* BRIEF *
Without the images, write out the whole listing exactly.

* EXTRACTED DATA *
* * *

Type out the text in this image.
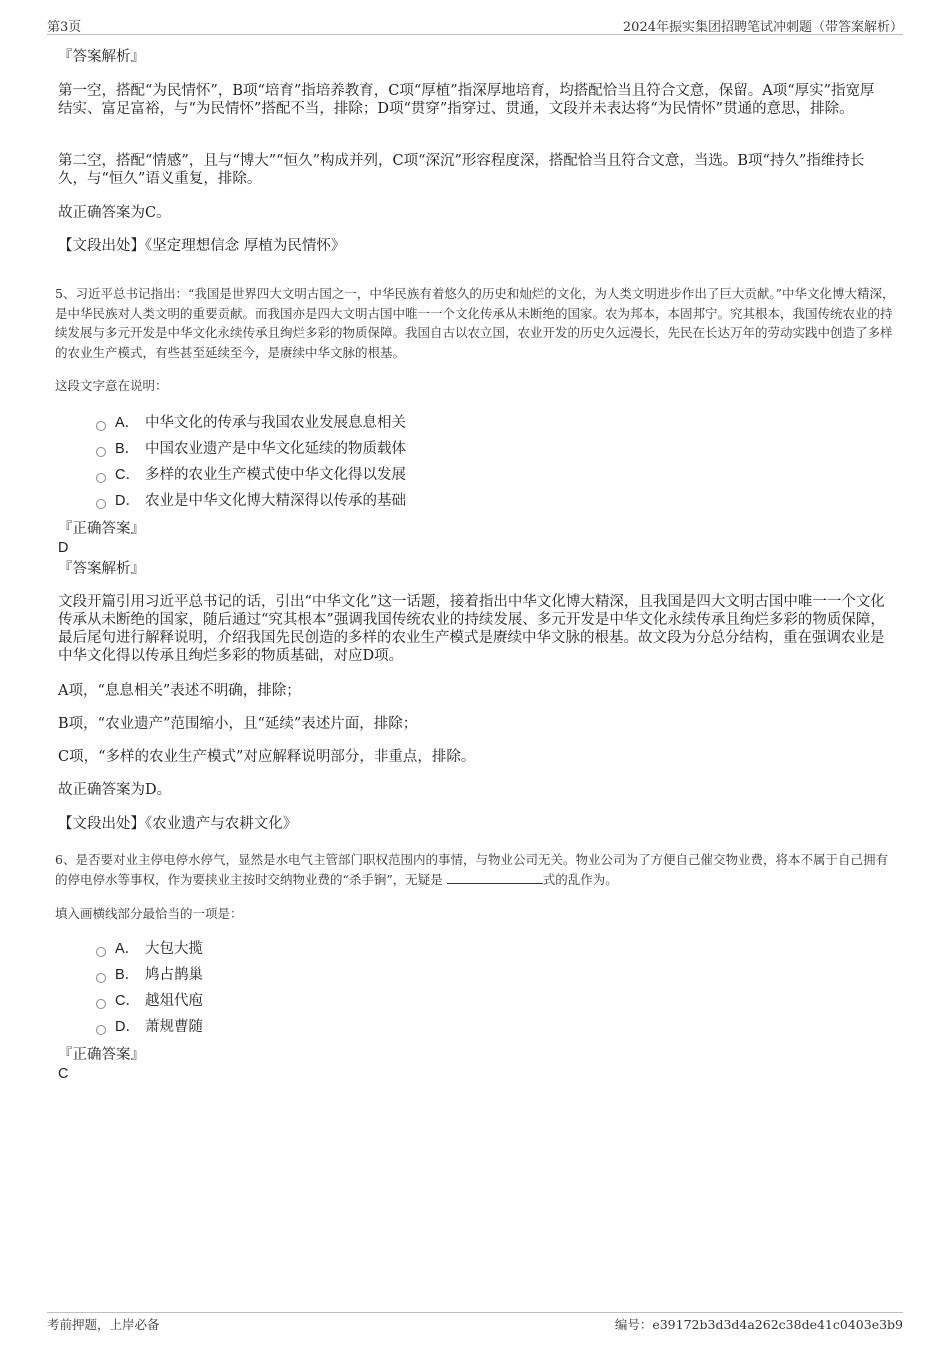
第3页	2024年振实集团招聘笔试冲刺题（带答案解析）
『答案解析』
第一空，搭配“为民情怀”，B项“培育”指培养教育，C项“厚植”指深厚地培育，均搭配恰当且符合文意，保留。A项“厚实”指宽厚结实、富足富裕，与“为民情怀”搭配不当，排除；D项“贯穿”指穿过、贯通，文段并未表达将“为民情怀”贯通的意思，排除。
第二空，搭配“情感”，且与“博大”“恒久”构成并列，C项“深沉”形容程度深，搭配恰当且符合文意，当选。B项“持久”指维持长久，与“恒久”语义重复，排除。
故正确答案为C。
【文段出处】《坚定理想信念 厚植为民情怀》
5、习近平总书记指出：“我国是世界四大文明古国之一，中华民族有着悠久的历史和灿烂的文化，为人类文明进步作出了巨大贡献。”中华文化博大精深，是中华民族对人类文明的重要贡献。而我国亦是四大文明古国中唯一一个文化传承从未断绝的国家。农为邦本，本固邦宁。究其根本，我国传统农业的持续发展与多元开发是中华文化永续传承且绚烂多彩的物质保障。我国自古以农立国，农业开发的历史久远漫长，先民在长达万年的劳动实践中创造了多样的农业生产模式，有些甚至延续至今，是赓续中华文脉的根基。
这段文字意在说明：
A． 中华文化的传承与我国农业发展息息相关
B． 中国农业遗产是中华文化延续的物质载体
C． 多样的农业生产模式使中华文化得以发展
D． 农业是中华文化博大精深得以传承的基础
『正确答案』
D
『答案解析』
文段开篇引用习近平总书记的话，引出“中华文化”这一话题，接着指出中华文化博大精深，且我国是四大文明古国中唯一一个文化传承从未断绝的国家，随后通过“究其根本”强调我国传统农业的持续发展、多元开发是中华文化永续传承且绚烂多彩的物质保障，最后尾句进行解释说明，介绍我国先民创造的多样的农业生产模式是赓续中华文脉的根基。故文段为分总分结构，重在强调农业是中华文化得以传承且绚烂多彩的物质基础，对应D项。
A项，“息息相关”表述不明确，排除；
B项，“农业遗产”范围缩小，且“延续”表述片面，排除；
C项，“多样的农业生产模式”对应解释说明部分，非重点，排除。
故正确答案为D。
【文段出处】《农业遗产与农耕文化》
6、是否要对业主停电停水停气，显然是水电气主管部门职权范围内的事情，与物业公司无关。物业公司为了方便自己催交物业费，将本不属于自己拥有的停电停水等事权，作为要挟业主按时交纳物业费的“杀手锏”，无疑是	式的乱作为。
填入画横线部分最恰当的一项是：
A． 大包大揽
B． 鸠占鹊巢
C． 越俎代庖
D． 萧规曹随
『正确答案』
C
考前押题，上岸必备	编号：e39172b3d3d4a262c38de41c0403e3b9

* * *

* SOLUTION *
Type out the text in this image.
第3页	2024年振实集团招聘笔试冲刺题（带答案解析）
『答案解析』
第一空，搭配“为民情怀”，B项“培育”指培养教育，C项“厚植”指深厚地培育，均搭配恰当且符合文意，保留。A项“厚实”指宽厚结实、富足富裕，与“为民情怀”搭配不当，排除；D项“贯穿”指穿过、贯通，文段并未表达将“为民情怀”贯通的意思，排除。
第二空，搭配“情感”，且与“博大”“恒久”构成并列，C项“深沉”形容程度深，搭配恰当且符合文意，当选。B项“持久”指维持长久，与“恒久”语义重复，排除。
故正确答案为C。
【文段出处】《坚定理想信念 厚植为民情怀》
5、习近平总书记指出：“我国是世界四大文明古国之一，中华民族有着悠久的历史和灿烂的文化，为人类文明进步作出了巨大贡献。”中华文化博大精深，是中华民族对人类文明的重要贡献。而我国亦是四大文明古国中唯一一个文化传承从未断绝的国家。农为邦本，本固邦宁。究其根本，我国传统农业的持续发展与多元开发是中华文化永续传承且绚烂多彩的物质保障。我国自古以农立国，农业开发的历史久远漫长，先民在长达万年的劳动实践中创造了多样的农业生产模式，有些甚至延续至今，是赓续中华文脉的根基。
这段文字意在说明：
A． 中华文化的传承与我国农业发展息息相关
B． 中国农业遗产是中华文化延续的物质载体
C． 多样的农业生产模式使中华文化得以发展
D． 农业是中华文化博大精深得以传承的基础
『正确答案』
D
『答案解析』
文段开篇引用习近平总书记的话，引出“中华文化”这一话题，接着指出中华文化博大精深，且我国是四大文明古国中唯一一个文化传承从未断绝的国家，随后通过“究其根本”强调我国传统农业的持续发展、多元开发是中华文化永续传承且绚烂多彩的物质保障，最后尾句进行解释说明，介绍我国先民创造的多样的农业生产模式是赓续中华文脉的根基。故文段为分总分结构，重在强调农业是中华文化得以传承且绚烂多彩的物质基础，对应D项。
A项，“息息相关”表述不明确，排除；
B项，“农业遗产”范围缩小，且“延续”表述片面，排除；
C项，“多样的农业生产模式”对应解释说明部分，非重点，排除。
故正确答案为D。
【文段出处】《农业遗产与农耕文化》
6、是否要对业主停电停水停气，显然是水电气主管部门职权范围内的事情，与物业公司无关。物业公司为了方便自己催交物业费，将本不属于自己拥有的停电停水等事权，作为要挟业主按时交纳物业费的“杀手锏”，无疑是	式的乱作为。
填入画横线部分最恰当的一项是：
A． 大包大揽
B． 鸠占鹊巢
C． 越俎代庖
D． 萧规曹随
『正确答案』
C
考前押题，上岸必备	编号：e39172b3d3d4a262c38de41c0403e3b9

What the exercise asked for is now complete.